• _Raw data_
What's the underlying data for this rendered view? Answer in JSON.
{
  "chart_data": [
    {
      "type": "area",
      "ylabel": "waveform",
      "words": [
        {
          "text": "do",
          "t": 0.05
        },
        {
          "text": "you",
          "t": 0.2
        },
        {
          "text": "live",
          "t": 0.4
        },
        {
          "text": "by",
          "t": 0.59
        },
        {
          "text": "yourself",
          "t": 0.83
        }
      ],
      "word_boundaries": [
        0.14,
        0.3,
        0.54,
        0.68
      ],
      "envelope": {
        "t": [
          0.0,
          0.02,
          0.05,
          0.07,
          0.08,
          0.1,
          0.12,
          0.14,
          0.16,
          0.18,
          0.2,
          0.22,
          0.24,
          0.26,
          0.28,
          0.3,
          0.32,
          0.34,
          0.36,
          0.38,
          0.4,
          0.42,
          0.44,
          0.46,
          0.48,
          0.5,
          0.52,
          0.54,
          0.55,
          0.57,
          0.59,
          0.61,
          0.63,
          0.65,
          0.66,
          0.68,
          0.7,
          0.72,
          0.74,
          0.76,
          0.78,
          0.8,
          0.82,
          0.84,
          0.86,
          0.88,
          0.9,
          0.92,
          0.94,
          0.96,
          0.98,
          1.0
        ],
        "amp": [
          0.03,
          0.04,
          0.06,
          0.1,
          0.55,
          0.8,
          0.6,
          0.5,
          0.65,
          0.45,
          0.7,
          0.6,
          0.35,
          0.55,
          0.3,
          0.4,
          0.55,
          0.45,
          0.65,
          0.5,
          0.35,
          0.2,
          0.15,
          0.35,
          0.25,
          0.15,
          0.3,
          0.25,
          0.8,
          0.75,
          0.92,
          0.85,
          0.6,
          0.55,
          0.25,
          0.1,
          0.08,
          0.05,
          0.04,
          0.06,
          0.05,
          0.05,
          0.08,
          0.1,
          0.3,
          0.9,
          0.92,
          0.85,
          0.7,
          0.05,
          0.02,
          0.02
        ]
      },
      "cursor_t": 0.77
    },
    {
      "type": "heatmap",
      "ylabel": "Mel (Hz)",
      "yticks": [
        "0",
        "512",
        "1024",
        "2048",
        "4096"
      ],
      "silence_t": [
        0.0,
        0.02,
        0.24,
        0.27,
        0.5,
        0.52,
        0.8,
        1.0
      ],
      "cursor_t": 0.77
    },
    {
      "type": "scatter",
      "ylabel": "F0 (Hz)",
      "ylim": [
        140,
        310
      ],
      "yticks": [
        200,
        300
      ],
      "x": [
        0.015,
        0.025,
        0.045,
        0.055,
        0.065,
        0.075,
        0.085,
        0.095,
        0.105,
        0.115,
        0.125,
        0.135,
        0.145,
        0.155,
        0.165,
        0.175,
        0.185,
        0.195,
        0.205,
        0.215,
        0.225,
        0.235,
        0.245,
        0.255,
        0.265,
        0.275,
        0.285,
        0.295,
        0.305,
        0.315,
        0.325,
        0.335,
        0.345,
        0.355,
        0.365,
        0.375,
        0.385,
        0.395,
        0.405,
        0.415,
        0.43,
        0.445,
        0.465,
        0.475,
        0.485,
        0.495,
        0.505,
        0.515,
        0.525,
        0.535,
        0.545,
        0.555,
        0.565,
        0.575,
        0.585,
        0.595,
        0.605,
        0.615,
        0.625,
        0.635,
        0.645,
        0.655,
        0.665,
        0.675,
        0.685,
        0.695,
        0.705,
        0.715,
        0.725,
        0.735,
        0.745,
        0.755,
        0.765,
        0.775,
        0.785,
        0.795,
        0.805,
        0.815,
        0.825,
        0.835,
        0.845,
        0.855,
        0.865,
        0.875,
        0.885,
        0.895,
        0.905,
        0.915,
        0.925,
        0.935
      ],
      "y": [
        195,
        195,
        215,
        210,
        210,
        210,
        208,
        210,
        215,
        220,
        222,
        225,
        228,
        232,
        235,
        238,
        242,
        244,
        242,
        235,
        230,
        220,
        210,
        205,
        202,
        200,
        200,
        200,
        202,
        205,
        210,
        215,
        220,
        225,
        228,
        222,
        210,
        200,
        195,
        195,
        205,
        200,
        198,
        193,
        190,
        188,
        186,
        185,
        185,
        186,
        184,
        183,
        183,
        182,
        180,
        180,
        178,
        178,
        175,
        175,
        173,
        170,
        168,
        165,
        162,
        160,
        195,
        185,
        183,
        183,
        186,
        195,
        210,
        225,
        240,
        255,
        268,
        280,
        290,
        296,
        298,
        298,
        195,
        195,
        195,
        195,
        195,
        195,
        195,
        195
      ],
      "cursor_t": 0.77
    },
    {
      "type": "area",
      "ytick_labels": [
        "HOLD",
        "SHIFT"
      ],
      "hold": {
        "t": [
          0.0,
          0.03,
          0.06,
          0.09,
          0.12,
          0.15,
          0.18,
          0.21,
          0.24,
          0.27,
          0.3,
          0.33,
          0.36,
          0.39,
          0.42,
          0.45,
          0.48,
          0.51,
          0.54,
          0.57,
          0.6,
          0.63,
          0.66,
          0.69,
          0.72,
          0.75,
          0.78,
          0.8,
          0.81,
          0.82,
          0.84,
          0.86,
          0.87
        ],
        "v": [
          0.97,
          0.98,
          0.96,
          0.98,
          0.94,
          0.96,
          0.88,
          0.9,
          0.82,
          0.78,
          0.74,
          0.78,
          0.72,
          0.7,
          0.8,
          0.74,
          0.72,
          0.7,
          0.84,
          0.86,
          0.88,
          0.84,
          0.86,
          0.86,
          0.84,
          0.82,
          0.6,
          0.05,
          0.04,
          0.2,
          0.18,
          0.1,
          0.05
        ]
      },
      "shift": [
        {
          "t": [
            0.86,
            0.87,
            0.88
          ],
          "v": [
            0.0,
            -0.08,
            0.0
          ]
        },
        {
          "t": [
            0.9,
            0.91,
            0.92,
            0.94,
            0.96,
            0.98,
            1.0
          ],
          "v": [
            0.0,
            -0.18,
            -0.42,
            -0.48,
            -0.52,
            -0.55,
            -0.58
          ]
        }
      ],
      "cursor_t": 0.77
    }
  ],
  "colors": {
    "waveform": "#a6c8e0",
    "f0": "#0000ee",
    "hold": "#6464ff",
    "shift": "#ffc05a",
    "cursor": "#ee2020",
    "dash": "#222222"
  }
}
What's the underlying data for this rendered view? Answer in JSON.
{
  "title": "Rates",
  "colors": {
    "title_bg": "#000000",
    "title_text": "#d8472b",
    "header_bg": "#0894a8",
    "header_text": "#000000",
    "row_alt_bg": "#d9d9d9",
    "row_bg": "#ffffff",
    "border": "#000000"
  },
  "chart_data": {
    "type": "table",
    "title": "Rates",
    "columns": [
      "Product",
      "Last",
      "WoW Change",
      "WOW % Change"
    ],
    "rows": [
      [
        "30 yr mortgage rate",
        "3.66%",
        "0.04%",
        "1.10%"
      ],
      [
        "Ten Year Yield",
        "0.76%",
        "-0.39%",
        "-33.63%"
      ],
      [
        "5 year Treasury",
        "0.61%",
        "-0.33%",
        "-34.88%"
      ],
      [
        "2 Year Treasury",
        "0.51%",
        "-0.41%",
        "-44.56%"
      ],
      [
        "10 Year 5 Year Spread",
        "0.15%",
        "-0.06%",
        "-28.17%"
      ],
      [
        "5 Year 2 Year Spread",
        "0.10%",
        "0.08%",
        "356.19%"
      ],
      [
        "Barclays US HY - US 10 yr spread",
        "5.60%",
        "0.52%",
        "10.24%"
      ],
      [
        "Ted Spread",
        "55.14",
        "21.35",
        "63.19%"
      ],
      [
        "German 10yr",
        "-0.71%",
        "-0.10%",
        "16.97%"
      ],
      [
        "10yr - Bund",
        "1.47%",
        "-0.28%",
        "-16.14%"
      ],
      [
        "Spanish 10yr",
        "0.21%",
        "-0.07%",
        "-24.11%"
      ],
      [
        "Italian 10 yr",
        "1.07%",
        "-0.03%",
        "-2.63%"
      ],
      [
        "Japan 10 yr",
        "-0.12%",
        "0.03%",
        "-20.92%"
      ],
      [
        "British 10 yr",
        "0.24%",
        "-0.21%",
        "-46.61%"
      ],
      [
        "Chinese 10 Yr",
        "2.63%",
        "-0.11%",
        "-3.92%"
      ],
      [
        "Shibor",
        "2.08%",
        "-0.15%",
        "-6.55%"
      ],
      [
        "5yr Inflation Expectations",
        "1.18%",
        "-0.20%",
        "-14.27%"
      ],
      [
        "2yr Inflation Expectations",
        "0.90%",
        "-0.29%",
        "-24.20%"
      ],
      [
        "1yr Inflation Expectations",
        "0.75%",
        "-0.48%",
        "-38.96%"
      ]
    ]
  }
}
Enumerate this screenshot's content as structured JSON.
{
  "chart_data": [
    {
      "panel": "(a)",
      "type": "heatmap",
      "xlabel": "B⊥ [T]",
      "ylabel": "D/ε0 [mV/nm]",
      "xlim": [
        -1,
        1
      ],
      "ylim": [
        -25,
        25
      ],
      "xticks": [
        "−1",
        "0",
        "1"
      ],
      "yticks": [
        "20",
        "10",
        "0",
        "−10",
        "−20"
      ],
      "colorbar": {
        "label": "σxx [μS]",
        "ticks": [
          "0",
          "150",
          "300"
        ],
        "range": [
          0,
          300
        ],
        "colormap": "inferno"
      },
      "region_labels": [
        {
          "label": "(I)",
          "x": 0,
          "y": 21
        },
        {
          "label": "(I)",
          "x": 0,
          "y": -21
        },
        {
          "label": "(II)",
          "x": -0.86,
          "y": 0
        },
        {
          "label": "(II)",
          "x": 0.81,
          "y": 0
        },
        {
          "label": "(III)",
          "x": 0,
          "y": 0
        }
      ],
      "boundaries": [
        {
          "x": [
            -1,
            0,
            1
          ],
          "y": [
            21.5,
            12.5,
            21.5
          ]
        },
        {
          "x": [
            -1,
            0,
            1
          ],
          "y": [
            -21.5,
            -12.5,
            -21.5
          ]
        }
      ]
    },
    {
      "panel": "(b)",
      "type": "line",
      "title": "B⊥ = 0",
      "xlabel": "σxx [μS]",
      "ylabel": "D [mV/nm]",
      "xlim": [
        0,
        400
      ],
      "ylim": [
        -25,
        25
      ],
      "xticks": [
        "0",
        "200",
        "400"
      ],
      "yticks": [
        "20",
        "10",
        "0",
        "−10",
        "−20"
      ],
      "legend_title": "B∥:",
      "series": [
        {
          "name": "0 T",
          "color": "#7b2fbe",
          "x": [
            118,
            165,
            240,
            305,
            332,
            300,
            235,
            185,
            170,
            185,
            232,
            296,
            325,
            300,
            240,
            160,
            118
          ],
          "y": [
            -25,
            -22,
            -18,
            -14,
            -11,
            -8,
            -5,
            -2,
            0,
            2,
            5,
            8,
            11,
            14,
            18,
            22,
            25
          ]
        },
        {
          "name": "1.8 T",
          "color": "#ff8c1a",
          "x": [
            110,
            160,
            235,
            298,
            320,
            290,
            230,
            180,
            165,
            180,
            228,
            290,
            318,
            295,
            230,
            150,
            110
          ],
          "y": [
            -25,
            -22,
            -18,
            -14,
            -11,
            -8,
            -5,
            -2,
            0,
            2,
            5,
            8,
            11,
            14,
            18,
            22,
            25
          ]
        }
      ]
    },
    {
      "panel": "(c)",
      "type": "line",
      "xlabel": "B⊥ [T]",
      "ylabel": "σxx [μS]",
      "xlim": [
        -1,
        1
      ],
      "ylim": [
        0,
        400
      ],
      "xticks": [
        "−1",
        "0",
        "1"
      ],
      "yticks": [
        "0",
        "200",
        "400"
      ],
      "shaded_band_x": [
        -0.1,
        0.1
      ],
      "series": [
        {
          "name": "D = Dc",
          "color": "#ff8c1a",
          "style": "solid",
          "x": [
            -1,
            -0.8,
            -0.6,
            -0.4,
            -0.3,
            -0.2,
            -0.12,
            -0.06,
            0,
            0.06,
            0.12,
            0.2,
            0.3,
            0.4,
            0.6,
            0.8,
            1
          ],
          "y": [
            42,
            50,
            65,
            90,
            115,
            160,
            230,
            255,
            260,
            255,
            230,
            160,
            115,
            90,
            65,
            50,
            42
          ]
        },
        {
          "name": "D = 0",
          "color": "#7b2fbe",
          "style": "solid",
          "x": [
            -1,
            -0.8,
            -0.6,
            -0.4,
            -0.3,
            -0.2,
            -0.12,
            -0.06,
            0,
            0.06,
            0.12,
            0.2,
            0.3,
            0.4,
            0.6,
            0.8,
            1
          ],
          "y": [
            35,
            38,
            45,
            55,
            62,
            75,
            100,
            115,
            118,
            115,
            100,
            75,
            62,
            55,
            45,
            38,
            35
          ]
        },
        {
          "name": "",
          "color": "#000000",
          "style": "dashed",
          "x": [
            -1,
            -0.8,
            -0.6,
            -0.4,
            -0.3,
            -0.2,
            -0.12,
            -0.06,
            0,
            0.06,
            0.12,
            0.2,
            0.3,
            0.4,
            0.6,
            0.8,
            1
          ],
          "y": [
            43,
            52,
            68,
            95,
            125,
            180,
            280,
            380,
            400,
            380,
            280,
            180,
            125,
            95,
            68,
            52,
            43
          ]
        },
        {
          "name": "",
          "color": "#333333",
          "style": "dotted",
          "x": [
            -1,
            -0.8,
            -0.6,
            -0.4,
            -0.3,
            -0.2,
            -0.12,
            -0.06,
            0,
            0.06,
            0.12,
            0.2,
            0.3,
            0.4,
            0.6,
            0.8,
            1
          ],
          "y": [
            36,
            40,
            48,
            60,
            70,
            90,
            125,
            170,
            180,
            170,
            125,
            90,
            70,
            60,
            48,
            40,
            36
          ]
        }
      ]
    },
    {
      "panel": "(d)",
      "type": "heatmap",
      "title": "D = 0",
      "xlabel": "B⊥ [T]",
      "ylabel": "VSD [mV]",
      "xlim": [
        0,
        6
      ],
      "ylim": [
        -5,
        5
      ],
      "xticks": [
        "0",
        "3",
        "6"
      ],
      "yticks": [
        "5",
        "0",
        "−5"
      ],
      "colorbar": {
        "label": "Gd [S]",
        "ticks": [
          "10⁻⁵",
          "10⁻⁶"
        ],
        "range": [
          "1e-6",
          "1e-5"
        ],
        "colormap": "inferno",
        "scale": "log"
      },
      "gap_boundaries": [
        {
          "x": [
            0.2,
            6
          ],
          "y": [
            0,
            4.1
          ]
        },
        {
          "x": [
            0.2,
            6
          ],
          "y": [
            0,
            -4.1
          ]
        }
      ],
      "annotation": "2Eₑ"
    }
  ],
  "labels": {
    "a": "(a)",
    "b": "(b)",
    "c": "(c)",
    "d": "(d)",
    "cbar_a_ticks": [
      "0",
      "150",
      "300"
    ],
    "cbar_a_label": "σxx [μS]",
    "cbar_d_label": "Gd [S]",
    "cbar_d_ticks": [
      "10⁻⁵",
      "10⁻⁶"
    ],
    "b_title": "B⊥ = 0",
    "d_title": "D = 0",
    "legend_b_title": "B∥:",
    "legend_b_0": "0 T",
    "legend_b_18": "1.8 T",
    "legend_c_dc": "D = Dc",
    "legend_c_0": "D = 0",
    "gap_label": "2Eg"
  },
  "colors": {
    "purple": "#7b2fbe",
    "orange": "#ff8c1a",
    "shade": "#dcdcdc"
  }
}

• _Goal_
Show every line that contains the word "ylabel".

• _Answer to this exercise_
      "ylabel": "waveform",
      "ylabel": "Mel (Hz)",
      "ylabel": "F0 (Hz)",
      "ylabel": "D/ε0 [mV/nm]",
      "ylabel": "D [mV/nm]",
      "ylabel": "σxx [μS]",
      "ylabel": "VSD [mV]",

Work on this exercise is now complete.